Dataset records:

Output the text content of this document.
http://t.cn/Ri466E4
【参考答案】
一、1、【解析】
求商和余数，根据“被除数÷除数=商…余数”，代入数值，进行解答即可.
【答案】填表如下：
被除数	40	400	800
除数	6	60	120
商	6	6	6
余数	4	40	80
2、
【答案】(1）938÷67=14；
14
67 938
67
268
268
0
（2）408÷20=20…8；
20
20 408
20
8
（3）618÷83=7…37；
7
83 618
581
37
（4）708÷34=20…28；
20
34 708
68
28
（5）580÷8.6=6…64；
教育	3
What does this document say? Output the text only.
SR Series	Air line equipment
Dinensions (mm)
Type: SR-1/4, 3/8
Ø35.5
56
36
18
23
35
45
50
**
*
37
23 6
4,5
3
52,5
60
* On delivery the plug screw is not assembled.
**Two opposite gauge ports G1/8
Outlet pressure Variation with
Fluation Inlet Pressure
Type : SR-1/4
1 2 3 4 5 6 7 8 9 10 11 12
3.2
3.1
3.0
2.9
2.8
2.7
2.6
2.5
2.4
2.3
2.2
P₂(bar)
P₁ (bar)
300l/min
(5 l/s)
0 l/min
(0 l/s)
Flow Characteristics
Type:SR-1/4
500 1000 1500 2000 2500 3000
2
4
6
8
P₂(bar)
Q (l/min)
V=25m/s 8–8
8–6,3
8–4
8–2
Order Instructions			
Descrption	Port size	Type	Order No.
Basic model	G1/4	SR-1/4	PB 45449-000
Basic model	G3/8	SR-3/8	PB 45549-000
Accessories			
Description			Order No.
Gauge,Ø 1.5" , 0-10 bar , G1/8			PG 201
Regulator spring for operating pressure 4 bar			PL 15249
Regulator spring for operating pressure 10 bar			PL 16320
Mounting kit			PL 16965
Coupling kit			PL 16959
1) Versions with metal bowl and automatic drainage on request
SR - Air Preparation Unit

Aim of the task: Every line containing the string "with" must be listed.

Task answer:
Outlet pressure Variation with
1) Versions with metal bowl and automatic drainage on request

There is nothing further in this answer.